→ Dataset

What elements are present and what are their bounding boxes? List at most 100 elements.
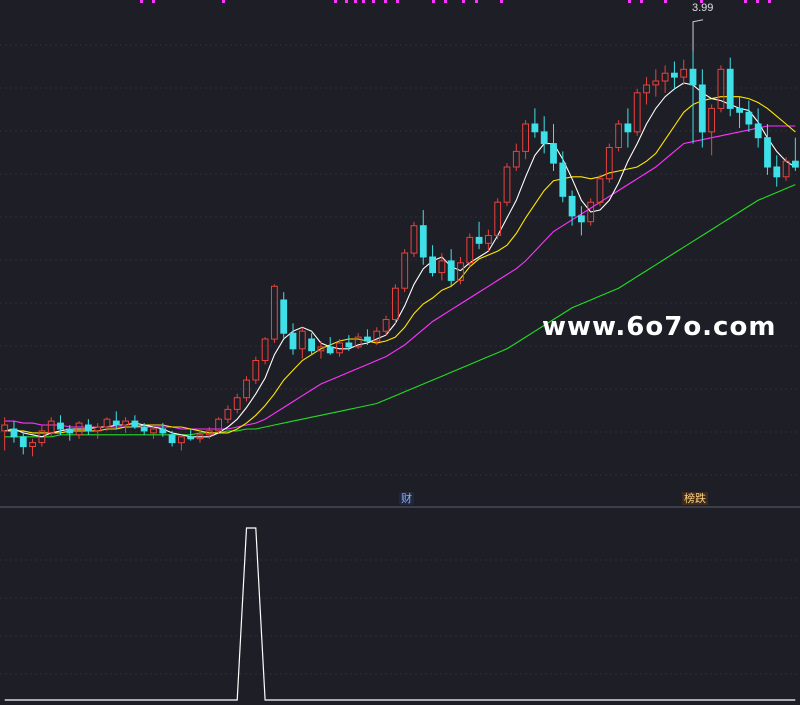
- candle-body-up: [150, 428, 157, 434]
- ma60-line: [4, 184, 796, 438]
- candle: [466, 233, 474, 267]
- candle-body-up: [252, 360, 260, 381]
- candle: [475, 221, 483, 250]
- candle-body-up: [392, 287, 399, 321]
- candle: [289, 323, 297, 355]
- candle-body-up: [522, 123, 530, 152]
- candle-body-down: [568, 195, 576, 217]
- candle-body-up: [94, 426, 102, 432]
- candle-body-down: [540, 131, 548, 145]
- candle: [205, 427, 213, 439]
- candle-body-down: [66, 428, 74, 434]
- candle: [103, 417, 111, 431]
- candle: [633, 88, 641, 136]
- top-signal-mark: [362, 0, 365, 3]
- candle: [392, 284, 399, 324]
- candle: [308, 333, 316, 355]
- candle-body-down: [187, 436, 195, 440]
- candle-body-up: [717, 68, 725, 109]
- candle: [187, 428, 195, 441]
- candle: [494, 198, 502, 240]
- grid-lines: [0, 44, 800, 675]
- candle: [122, 417, 129, 433]
- top-signal-mark: [334, 0, 337, 3]
- candle: [410, 221, 418, 257]
- candle-body-up: [494, 201, 502, 236]
- candle-body-down: [140, 426, 148, 432]
- candle-body-up: [336, 342, 344, 354]
- candle: [112, 411, 120, 429]
- candle: [615, 120, 623, 152]
- candle-body-up: [643, 84, 650, 94]
- top-signal-mark: [462, 0, 465, 3]
- candle: [457, 256, 464, 285]
- candle: [773, 155, 781, 187]
- candle: [419, 210, 427, 265]
- candle-body-down: [19, 436, 27, 448]
- event-tag-ranking-drop[interactable]: 榜跌: [682, 492, 708, 505]
- candle: [754, 108, 762, 148]
- top-signal-mark: [640, 0, 643, 3]
- candle: [159, 423, 167, 437]
- candle-body-down: [447, 260, 455, 281]
- candle: [38, 425, 46, 447]
- top-signal-mark: [444, 0, 447, 3]
- candle: [792, 137, 799, 171]
- candle: [10, 421, 18, 443]
- candle-body-up: [38, 430, 46, 444]
- candle-body-down: [345, 342, 353, 348]
- candle: [764, 124, 771, 175]
- candle: [271, 284, 278, 343]
- ma20-line: [4, 125, 796, 430]
- candle-body-down: [792, 160, 799, 168]
- candle: [298, 327, 306, 359]
- candle-body-down: [131, 420, 139, 428]
- candle-body-up: [1, 424, 9, 432]
- candle-body-down: [112, 420, 120, 426]
- candle: [196, 430, 204, 443]
- candle-body-up: [298, 330, 306, 350]
- candle-body-up: [205, 430, 213, 436]
- candle-body-up: [661, 72, 669, 82]
- top-signal-mark: [384, 0, 387, 3]
- candle: [447, 249, 455, 287]
- candle: [243, 376, 250, 402]
- candle: [698, 69, 706, 148]
- candle-body-up: [633, 92, 641, 133]
- candle-body-up: [652, 80, 660, 86]
- candle: [745, 100, 753, 132]
- candle: [652, 69, 660, 97]
- indicator-subpanel: [4, 527, 796, 701]
- candle-body-down: [578, 215, 585, 223]
- candle: [364, 329, 371, 345]
- candle-body-up: [243, 379, 250, 399]
- candle: [680, 59, 688, 85]
- candle-body-up: [47, 420, 55, 434]
- candle: [261, 337, 269, 365]
- candle: [578, 206, 585, 236]
- candle: [252, 356, 260, 384]
- candle-body-down: [10, 428, 18, 438]
- candle: [336, 339, 344, 357]
- candle: [559, 151, 567, 203]
- candle: [550, 124, 557, 171]
- candle: [522, 120, 530, 160]
- candle-body-up: [261, 338, 269, 361]
- candle: [178, 434, 185, 451]
- candle-body-up: [271, 285, 278, 340]
- candle-body-down: [624, 123, 632, 133]
- candle-body-up: [708, 107, 716, 133]
- candle-body-down: [429, 256, 437, 274]
- top-signal-mark: [664, 0, 667, 3]
- candle-body-up: [382, 319, 390, 332]
- candle: [708, 104, 716, 156]
- candle-body-up: [457, 262, 464, 281]
- event-tag-finance[interactable]: 财: [399, 492, 414, 505]
- candle: [224, 405, 232, 424]
- candle: [66, 425, 74, 441]
- candle-body-down: [754, 123, 762, 139]
- candle: [540, 116, 548, 154]
- candle: [75, 421, 83, 439]
- top-signal-mark: [354, 0, 357, 3]
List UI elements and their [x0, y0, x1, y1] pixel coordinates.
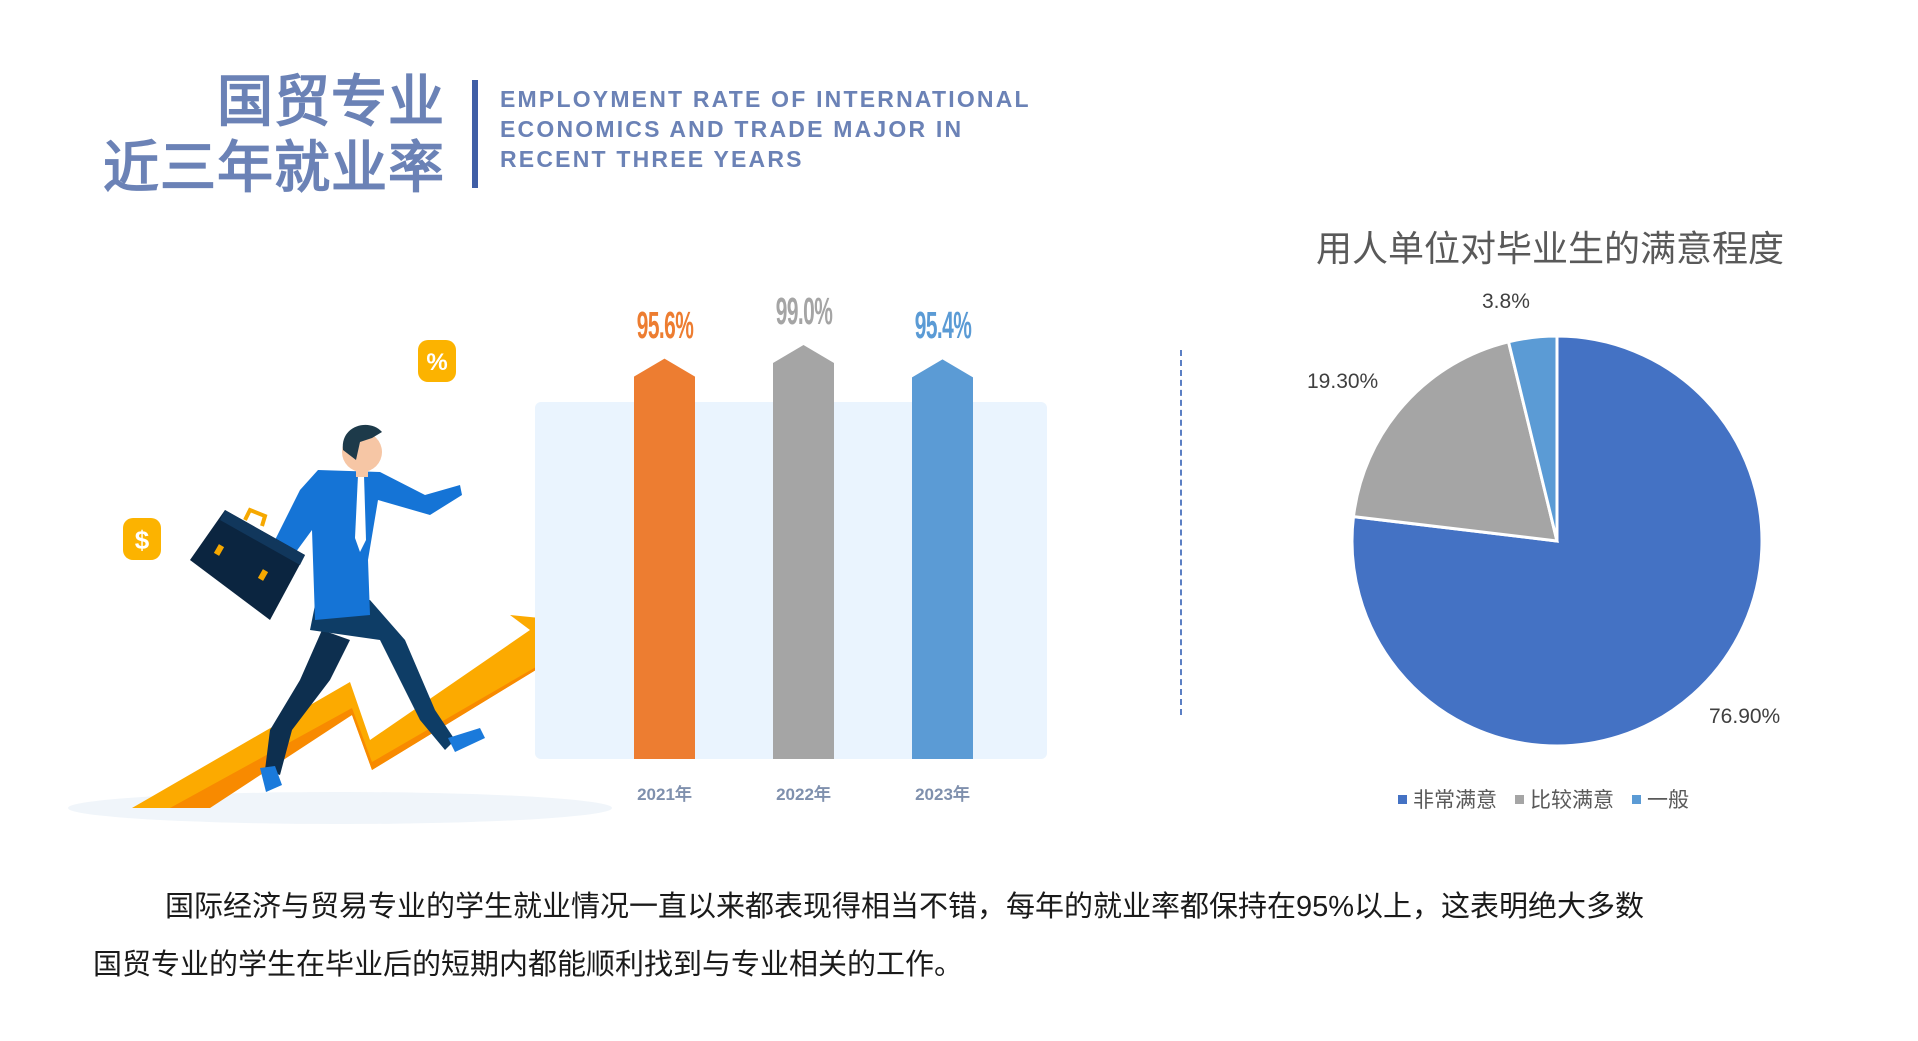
- pie-slice-2: [1506, 334, 1559, 542]
- bar-data-label: 99.0%: [775, 291, 832, 333]
- svg-text:$: $: [135, 525, 150, 555]
- bar-2022: [773, 345, 834, 759]
- bar-category-label: 2022年: [776, 785, 831, 804]
- bar-2023: [912, 359, 973, 759]
- legend-item-satisfied: 比较满意: [1515, 784, 1614, 814]
- legend-swatch: [1515, 794, 1524, 804]
- bar-data-label: 95.6%: [636, 304, 693, 347]
- bar-category-label: 2023年: [915, 785, 970, 804]
- svg-text:%: %: [426, 349, 447, 376]
- legend-swatch: [1398, 794, 1407, 804]
- legend-item-very-satisfied: 非常满意: [1398, 784, 1497, 814]
- legend-swatch: [1632, 794, 1641, 804]
- bar-2021: [634, 358, 695, 759]
- legend-label: 一般: [1647, 789, 1689, 812]
- section-divider: [1180, 350, 1182, 715]
- percent-coin-icon: %: [418, 340, 456, 382]
- title-line2: 近三年就业率: [103, 136, 445, 199]
- legend-label: 比较满意: [1530, 789, 1614, 812]
- dollar-coin-icon: $: [123, 518, 161, 560]
- businessman-illustration: $ %: [68, 340, 612, 824]
- briefcase-icon: [190, 507, 305, 620]
- subtitle-line2: ECONOMICS AND TRADE MAJOR IN: [500, 116, 964, 142]
- legend-label: 非常满意: [1413, 789, 1497, 812]
- bar-data-label: 95.4%: [914, 305, 971, 348]
- pie-slice-0: [1350, 334, 1764, 748]
- paragraph-line1: 国际经济与贸易专业的学生就业情况一直以来都表现得相当不错，每年的就业率都保持在9…: [165, 891, 1645, 923]
- title-line1: 国贸专业: [217, 70, 445, 133]
- pie-slice-1: [1351, 340, 1559, 543]
- pie-label-average: 3.8%: [1482, 290, 1530, 313]
- legend-item-average: 一般: [1632, 784, 1689, 814]
- pie-label-satisfied: 19.30%: [1307, 370, 1379, 393]
- subtitle-line3: RECENT THREE YEARS: [500, 146, 804, 172]
- businessman-icon: [258, 424, 485, 792]
- pie-legend: 非常满意 比较满意 一般: [1398, 784, 1689, 814]
- pie-chart-title: 用人单位对毕业生的满意程度: [1315, 228, 1784, 269]
- paragraph-line2: 国贸专业的学生在毕业后的短期内都能顺利找到与专业相关的工作。: [93, 949, 964, 981]
- pie-label-very-satisfied: 76.90%: [1709, 705, 1781, 728]
- bar-category-label: 2021年: [637, 785, 692, 804]
- rising-arrow-icon: [132, 615, 580, 808]
- subtitle-line1: EMPLOYMENT RATE OF INTERNATIONAL: [500, 86, 1031, 112]
- title-divider: [472, 80, 478, 188]
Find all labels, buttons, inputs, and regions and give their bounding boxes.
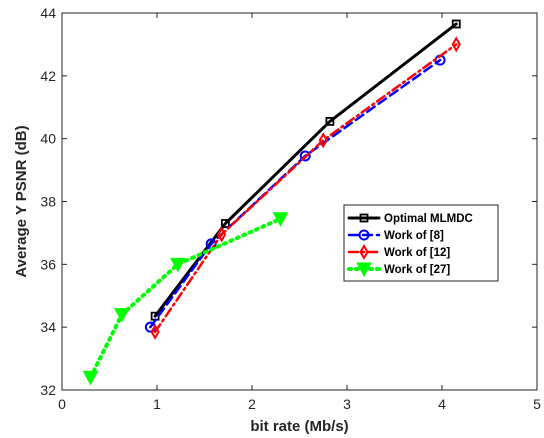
legend-label: Optimal MLMDC <box>384 213 473 225</box>
y-axis-label: Average Y PSNR (dB) <box>13 125 30 277</box>
y-tick-label: 40 <box>40 131 56 147</box>
legend-label: Work of [8] <box>384 230 444 242</box>
y-tick-label: 32 <box>40 382 56 398</box>
x-tick-label: 2 <box>248 396 256 412</box>
x-axis: 0 1 2 3 4 5 <box>58 13 541 412</box>
series-layer <box>82 19 461 386</box>
x-tick-label: 3 <box>343 396 351 412</box>
x-tick-label: 5 <box>533 396 541 412</box>
x-tick-label: 0 <box>58 396 66 412</box>
y-tick-label: 38 <box>40 194 56 210</box>
legend-marker <box>356 262 372 278</box>
data-point <box>220 219 230 228</box>
y-tick-label: 36 <box>40 256 56 272</box>
series-line <box>149 58 442 329</box>
series-line <box>153 43 458 334</box>
x-tick-label: 1 <box>153 396 161 412</box>
y-tick-label: 42 <box>40 68 56 84</box>
legend-marker <box>358 229 370 241</box>
legend-marker <box>359 213 369 223</box>
legend-label: Work of [27] <box>384 264 450 276</box>
legend-label: Work of [12] <box>384 247 450 259</box>
data-point <box>451 36 461 53</box>
data-point <box>299 150 311 162</box>
legend: Optimal MLMDC Work of [8] Work of [12] Work… <box>343 204 499 282</box>
plot-background <box>62 13 537 390</box>
y-tick-label: 44 <box>40 5 56 21</box>
data-point <box>272 212 289 227</box>
series-line <box>153 22 458 318</box>
data-point <box>325 116 335 126</box>
data-point <box>318 132 328 149</box>
series-line <box>88 216 283 380</box>
legend-item: Work of [12] <box>347 244 450 260</box>
data-point <box>216 226 227 243</box>
data-point <box>114 308 130 323</box>
legend-item: Work of [8] <box>347 229 444 242</box>
y-tick-label: 34 <box>40 319 56 335</box>
data-point <box>150 323 160 340</box>
data-point <box>170 257 186 273</box>
x-axis-label: bit rate (Mb/s) <box>250 418 348 435</box>
legend-item: Work of [27] <box>347 262 450 278</box>
x-tick-label: 4 <box>438 396 446 412</box>
y-axis: 32 34 36 38 40 42 44 <box>40 5 537 398</box>
legend-item: Optimal MLMDC <box>347 213 473 225</box>
data-point <box>82 370 99 386</box>
series-work-of-27 <box>82 212 289 386</box>
legend-marker <box>359 244 369 260</box>
data-point <box>451 19 461 29</box>
series-work-of-12 <box>150 36 461 340</box>
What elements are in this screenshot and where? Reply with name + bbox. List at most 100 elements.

→ Short problem
Write out everything from the line containing "legend-label: Optimal MLMDC" down through the line containing "series-line <box>149 58 442 329</box>", putting "legend-text" wherever "legend-label" appears and keeping all else as it is.

→ Complete response
legend-text: Optimal MLMDC <box>384 213 473 225</box>
y-axis-label: Average Y PSNR (dB) <box>13 125 30 277</box>
y-tick-label: 40 <box>40 131 56 147</box>
legend-text: Work of [8] <box>384 230 444 242</box>
y-tick-label: 32 <box>40 382 56 398</box>
x-tick-label: 2 <box>248 396 256 412</box>
x-axis: 0 1 2 3 4 5 <box>58 13 541 412</box>
series-layer <box>82 19 461 386</box>
x-tick-label: 3 <box>343 396 351 412</box>
x-tick-label: 5 <box>533 396 541 412</box>
x-tick-label: 0 <box>58 396 66 412</box>
y-tick-label: 38 <box>40 194 56 210</box>
legend-marker <box>356 262 372 278</box>
data-point <box>220 219 230 228</box>
y-tick-label: 36 <box>40 256 56 272</box>
series-line <box>149 58 442 329</box>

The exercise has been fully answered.